# Task objective:
Reproduce the listing word for word, leaving every picture behind.

# Dataset records on visual material:
▽

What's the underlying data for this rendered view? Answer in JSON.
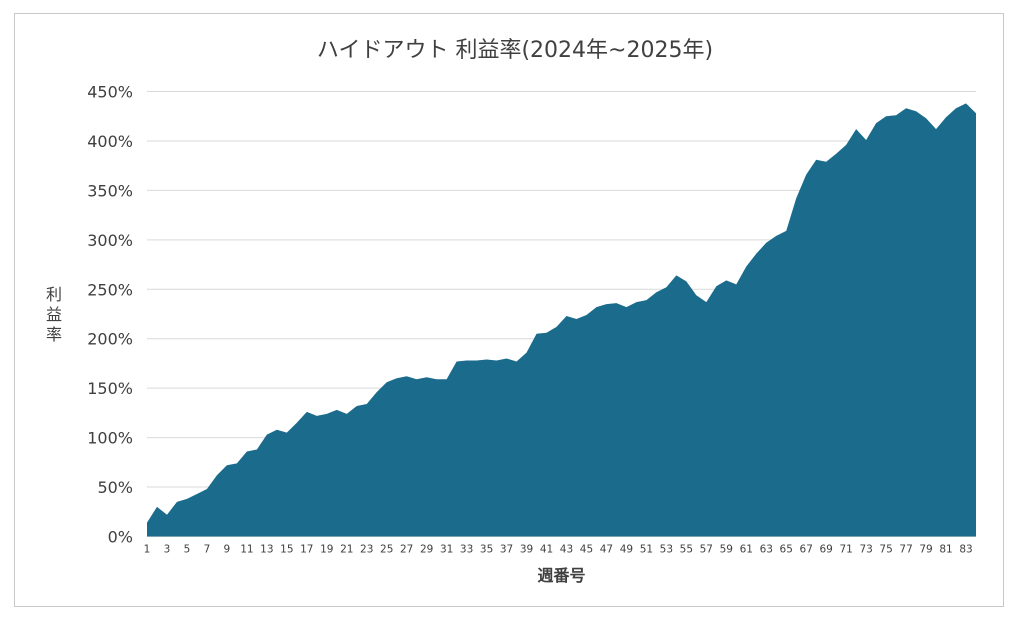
{
  "chart_data": {
    "type": "area",
    "title": "ハイドアウト 利益率(2024年~2025年)",
    "xlabel": "週番号",
    "ylabel": "利益率",
    "ylim": [
      0,
      450
    ],
    "yticks": [
      0,
      50,
      100,
      150,
      200,
      250,
      300,
      350,
      400,
      450
    ],
    "y_unit": "%",
    "grid": true,
    "color": "#1a6b8c",
    "x": [
      1,
      2,
      3,
      4,
      5,
      6,
      7,
      8,
      9,
      10,
      11,
      12,
      13,
      14,
      15,
      16,
      17,
      18,
      19,
      20,
      21,
      22,
      23,
      24,
      25,
      26,
      27,
      28,
      29,
      30,
      31,
      32,
      33,
      34,
      35,
      36,
      37,
      38,
      39,
      40,
      41,
      42,
      43,
      44,
      45,
      46,
      47,
      48,
      49,
      50,
      51,
      52,
      53,
      54,
      55,
      56,
      57,
      58,
      59,
      60,
      61,
      62,
      63,
      64,
      65,
      66,
      67,
      68,
      69,
      70,
      71,
      72,
      73,
      74,
      75,
      76,
      77,
      78,
      79,
      80,
      81,
      82,
      83,
      84
    ],
    "xticks": [
      1,
      3,
      5,
      7,
      9,
      11,
      13,
      15,
      17,
      19,
      21,
      23,
      25,
      27,
      29,
      31,
      33,
      35,
      37,
      39,
      41,
      43,
      45,
      47,
      49,
      51,
      53,
      55,
      57,
      59,
      61,
      63,
      65,
      67,
      69,
      71,
      73,
      75,
      77,
      79,
      81,
      83
    ],
    "series": [
      {
        "values": [
          14,
          30,
          22,
          35,
          38,
          43,
          48,
          62,
          72,
          74,
          86,
          88,
          103,
          108,
          105,
          115,
          126,
          122,
          124,
          128,
          124,
          132,
          134,
          146,
          156,
          160,
          162,
          159,
          161,
          159,
          159,
          177,
          178,
          178,
          179,
          178,
          180,
          177,
          186,
          205,
          206,
          212,
          223,
          220,
          224,
          232,
          235,
          236,
          232,
          237,
          239,
          247,
          252,
          264,
          258,
          244,
          237,
          253,
          259,
          255,
          273,
          286,
          297,
          304,
          309,
          342,
          366,
          381,
          379,
          387,
          396,
          412,
          401,
          418,
          425,
          426,
          433,
          430,
          423,
          412,
          424,
          433,
          438,
          428
        ]
      }
    ]
  }
}
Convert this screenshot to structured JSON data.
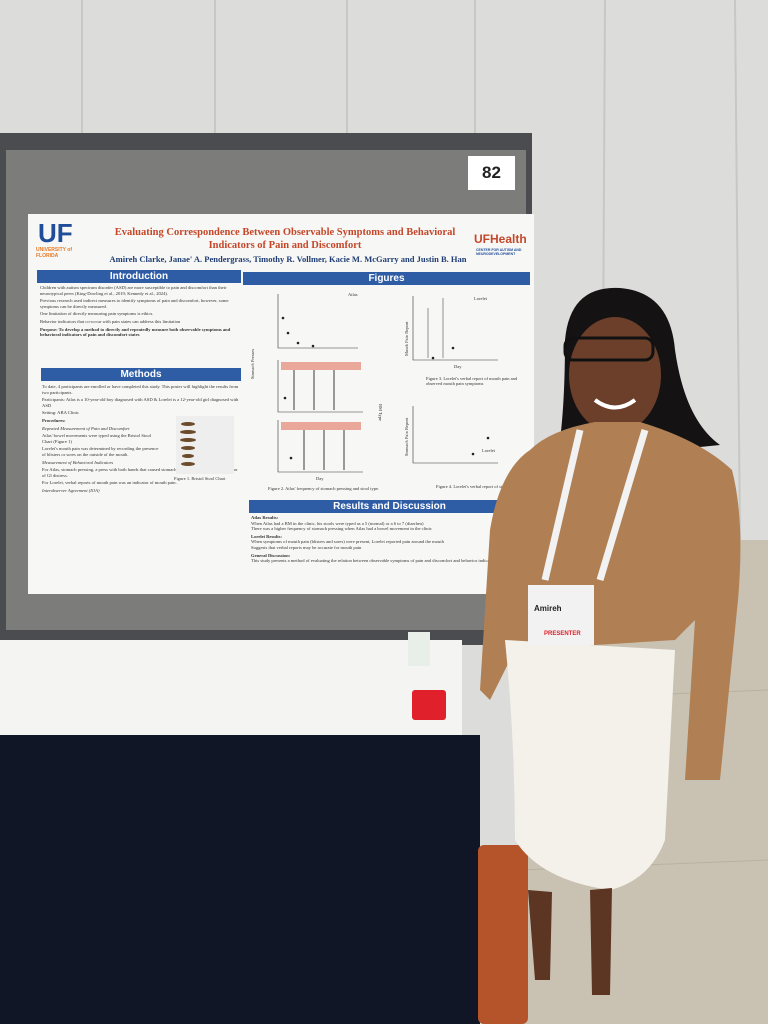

△

# Task result:
What's the underlying data for this rendered view? Answer in JSON.
{
  "chart_data": {
    "type": "area",
    "title": "ハイドアウト 利益率(2024年~2025年)",
    "xlabel": "週番号",
    "ylabel": "利益率",
    "ylim": [
      0,
      450
    ],
    "yticks": [
      0,
      50,
      100,
      150,
      200,
      250,
      300,
      350,
      400,
      450
    ],
    "y_unit": "%",
    "grid": true,
    "color": "#1a6b8c",
    "x": [
      1,
      2,
      3,
      4,
      5,
      6,
      7,
      8,
      9,
      10,
      11,
      12,
      13,
      14,
      15,
      16,
      17,
      18,
      19,
      20,
      21,
      22,
      23,
      24,
      25,
      26,
      27,
      28,
      29,
      30,
      31,
      32,
      33,
      34,
      35,
      36,
      37,
      38,
      39,
      40,
      41,
      42,
      43,
      44,
      45,
      46,
      47,
      48,
      49,
      50,
      51,
      52,
      53,
      54,
      55,
      56,
      57,
      58,
      59,
      60,
      61,
      62,
      63,
      64,
      65,
      66,
      67,
      68,
      69,
      70,
      71,
      72,
      73,
      74,
      75,
      76,
      77,
      78,
      79,
      80,
      81,
      82,
      83,
      84
    ],
    "xticks": [
      1,
      3,
      5,
      7,
      9,
      11,
      13,
      15,
      17,
      19,
      21,
      23,
      25,
      27,
      29,
      31,
      33,
      35,
      37,
      39,
      41,
      43,
      45,
      47,
      49,
      51,
      53,
      55,
      57,
      59,
      61,
      63,
      65,
      67,
      69,
      71,
      73,
      75,
      77,
      79,
      81,
      83
    ],
    "series": [
      {
        "values": [
          14,
          30,
          22,
          35,
          38,
          43,
          48,
          62,
          72,
          74,
          86,
          88,
          103,
          108,
          105,
          115,
          126,
          122,
          124,
          128,
          124,
          132,
          134,
          146,
          156,
          160,
          162,
          159,
          161,
          159,
          159,
          177,
          178,
          178,
          179,
          178,
          180,
          177,
          186,
          205,
          206,
          212,
          223,
          220,
          224,
          232,
          235,
          236,
          232,
          237,
          239,
          247,
          252,
          264,
          258,
          244,
          237,
          253,
          259,
          255,
          273,
          286,
          297,
          304,
          309,
          342,
          366,
          381,
          379,
          387,
          396,
          412,
          401,
          418,
          425,
          426,
          433,
          430,
          423,
          412,
          424,
          433,
          438,
          428
        ]
      }
    ]
  }
}
Convert this screenshot to structured JSON data.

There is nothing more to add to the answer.